EXERCISE PROMPT: Restate the listing below word for word, omitting any images.

Figure contents as structured data:
------------------------------------------------------------

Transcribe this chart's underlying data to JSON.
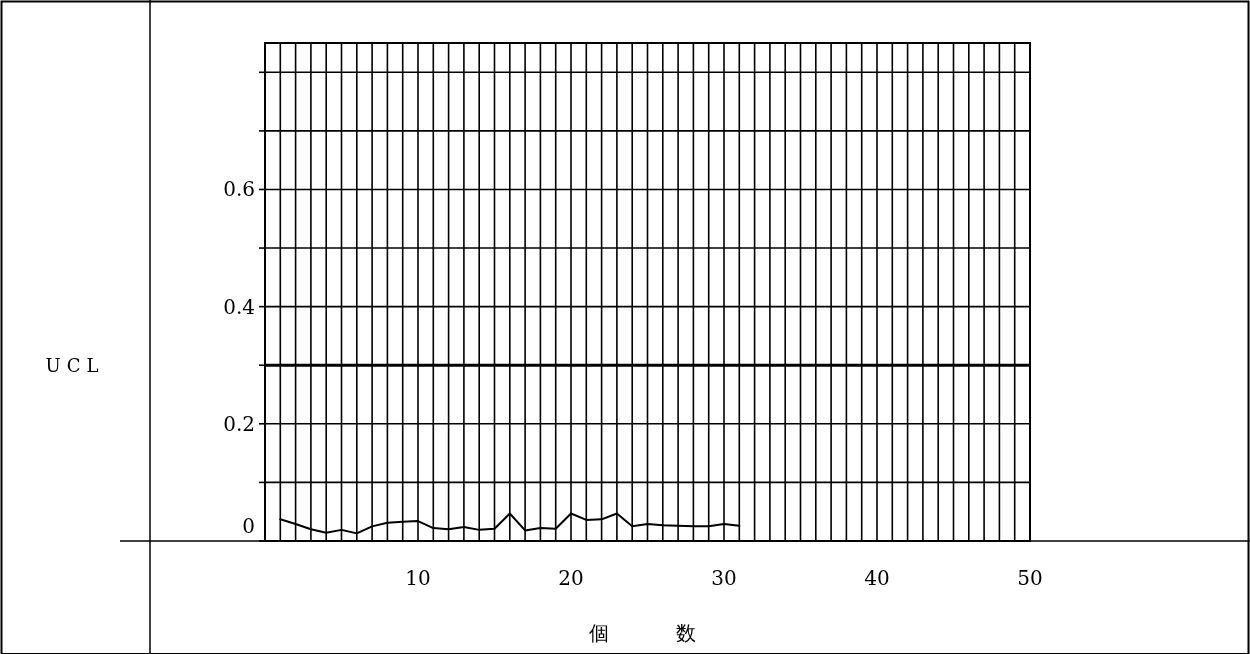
{
  "chart_data": {
    "type": "line",
    "xlabel": "個 数",
    "x": [
      1,
      2,
      3,
      4,
      5,
      6,
      7,
      8,
      9,
      10,
      11,
      12,
      13,
      14,
      15,
      16,
      17,
      18,
      19,
      20,
      21,
      22,
      23,
      24,
      25,
      26,
      27,
      28,
      29,
      30,
      31
    ],
    "series": [
      {
        "color": "#000000",
        "values": [
          0.037,
          0.029,
          0.02,
          0.014,
          0.019,
          0.013,
          0.025,
          0.031,
          0.033,
          0.034,
          0.022,
          0.02,
          0.024,
          0.019,
          0.021,
          0.047,
          0.018,
          0.022,
          0.021,
          0.047,
          0.036,
          0.037,
          0.047,
          0.025,
          0.029,
          0.027,
          0.026,
          0.025,
          0.025,
          0.029,
          0.026
        ]
      }
    ],
    "xlim": [
      0,
      50
    ],
    "ylim": [
      0,
      0.85
    ],
    "xticks": [
      {
        "value": 0,
        "label": null
      },
      {
        "value": 1,
        "label": null
      },
      {
        "value": 2,
        "label": null
      },
      {
        "value": 3,
        "label": null
      },
      {
        "value": 4,
        "label": null
      },
      {
        "value": 5,
        "label": null
      },
      {
        "value": 6,
        "label": null
      },
      {
        "value": 7,
        "label": null
      },
      {
        "value": 8,
        "label": null
      },
      {
        "value": 9,
        "label": null
      },
      10,
      {
        "value": 11,
        "label": null
      },
      {
        "value": 12,
        "label": null
      },
      {
        "value": 13,
        "label": null
      },
      {
        "value": 14,
        "label": null
      },
      {
        "value": 15,
        "label": null
      },
      {
        "value": 16,
        "label": null
      },
      {
        "value": 17,
        "label": null
      },
      {
        "value": 18,
        "label": null
      },
      {
        "value": 19,
        "label": null
      },
      20,
      {
        "value": 21,
        "label": null
      },
      {
        "value": 22,
        "label": null
      },
      {
        "value": 23,
        "label": null
      },
      {
        "value": 24,
        "label": null
      },
      {
        "value": 25,
        "label": null
      },
      {
        "value": 26,
        "label": null
      },
      {
        "value": 27,
        "label": null
      },
      {
        "value": 28,
        "label": null
      },
      {
        "value": 29,
        "label": null
      },
      30,
      {
        "value": 31,
        "label": null
      },
      {
        "value": 32,
        "label": null
      },
      {
        "value": 33,
        "label": null
      },
      {
        "value": 34,
        "label": null
      },
      {
        "value": 35,
        "label": null
      },
      {
        "value": 36,
        "label": null
      },
      {
        "value": 37,
        "label": null
      },
      {
        "value": 38,
        "label": null
      },
      {
        "value": 39,
        "label": null
      },
      40,
      {
        "value": 41,
        "label": null
      },
      {
        "value": 42,
        "label": null
      },
      {
        "value": 43,
        "label": null
      },
      {
        "value": 44,
        "label": null
      },
      {
        "value": 45,
        "label": null
      },
      {
        "value": 46,
        "label": null
      },
      {
        "value": 47,
        "label": null
      },
      {
        "value": 48,
        "label": null
      },
      {
        "value": 49,
        "label": null
      },
      50
    ],
    "yticks": [
      0,
      {
        "value": 0.1,
        "label": null
      },
      0.2,
      {
        "value": 0.3,
        "label": null
      },
      0.4,
      {
        "value": 0.5,
        "label": null
      },
      0.6,
      {
        "value": 0.7,
        "label": null
      },
      {
        "value": 0.8,
        "label": null
      }
    ],
    "grid": true,
    "marker": "none",
    "line_style": "solid",
    "ref_lines": [
      {
        "axis": "y",
        "value": 0.3,
        "label": "UCL",
        "color": "#000000"
      }
    ]
  }
}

------------------------------------------------------------

REPLY:
Transcribe this chart's underlying data to JSON.
{
  "chart_data": {
    "type": "line",
    "xlabel": "個 数",
    "x": [
      1,
      2,
      3,
      4,
      5,
      6,
      7,
      8,
      9,
      10,
      11,
      12,
      13,
      14,
      15,
      16,
      17,
      18,
      19,
      20,
      21,
      22,
      23,
      24,
      25,
      26,
      27,
      28,
      29,
      30,
      31
    ],
    "series": [
      {
        "color": "#000000",
        "values": [
          0.037,
          0.029,
          0.02,
          0.014,
          0.019,
          0.013,
          0.025,
          0.031,
          0.033,
          0.034,
          0.022,
          0.02,
          0.024,
          0.019,
          0.021,
          0.047,
          0.018,
          0.022,
          0.021,
          0.047,
          0.036,
          0.037,
          0.047,
          0.025,
          0.029,
          0.027,
          0.026,
          0.025,
          0.025,
          0.029,
          0.026
        ]
      }
    ],
    "xlim": [
      0,
      50
    ],
    "ylim": [
      0,
      0.85
    ],
    "xticks": [
      {
        "value": 0,
        "label": null
      },
      {
        "value": 1,
        "label": null
      },
      {
        "value": 2,
        "label": null
      },
      {
        "value": 3,
        "label": null
      },
      {
        "value": 4,
        "label": null
      },
      {
        "value": 5,
        "label": null
      },
      {
        "value": 6,
        "label": null
      },
      {
        "value": 7,
        "label": null
      },
      {
        "value": 8,
        "label": null
      },
      {
        "value": 9,
        "label": null
      },
      10,
      {
        "value": 11,
        "label": null
      },
      {
        "value": 12,
        "label": null
      },
      {
        "value": 13,
        "label": null
      },
      {
        "value": 14,
        "label": null
      },
      {
        "value": 15,
        "label": null
      },
      {
        "value": 16,
        "label": null
      },
      {
        "value": 17,
        "label": null
      },
      {
        "value": 18,
        "label": null
      },
      {
        "value": 19,
        "label": null
      },
      20,
      {
        "value": 21,
        "label": null
      },
      {
        "value": 22,
        "label": null
      },
      {
        "value": 23,
        "label": null
      },
      {
        "value": 24,
        "label": null
      },
      {
        "value": 25,
        "label": null
      },
      {
        "value": 26,
        "label": null
      },
      {
        "value": 27,
        "label": null
      },
      {
        "value": 28,
        "label": null
      },
      {
        "value": 29,
        "label": null
      },
      30,
      {
        "value": 31,
        "label": null
      },
      {
        "value": 32,
        "label": null
      },
      {
        "value": 33,
        "label": null
      },
      {
        "value": 34,
        "label": null
      },
      {
        "value": 35,
        "label": null
      },
      {
        "value": 36,
        "label": null
      },
      {
        "value": 37,
        "label": null
      },
      {
        "value": 38,
        "label": null
      },
      {
        "value": 39,
        "label": null
      },
      40,
      {
        "value": 41,
        "label": null
      },
      {
        "value": 42,
        "label": null
      },
      {
        "value": 43,
        "label": null
      },
      {
        "value": 44,
        "label": null
      },
      {
        "value": 45,
        "label": null
      },
      {
        "value": 46,
        "label": null
      },
      {
        "value": 47,
        "label": null
      },
      {
        "value": 48,
        "label": null
      },
      {
        "value": 49,
        "label": null
      },
      50
    ],
    "yticks": [
      0,
      {
        "value": 0.1,
        "label": null
      },
      0.2,
      {
        "value": 0.3,
        "label": null
      },
      0.4,
      {
        "value": 0.5,
        "label": null
      },
      0.6,
      {
        "value": 0.7,
        "label": null
      },
      {
        "value": 0.8,
        "label": null
      }
    ],
    "grid": true,
    "marker": "none",
    "line_style": "solid",
    "ref_lines": [
      {
        "axis": "y",
        "value": 0.3,
        "label": "UCL",
        "color": "#000000"
      }
    ]
  }
}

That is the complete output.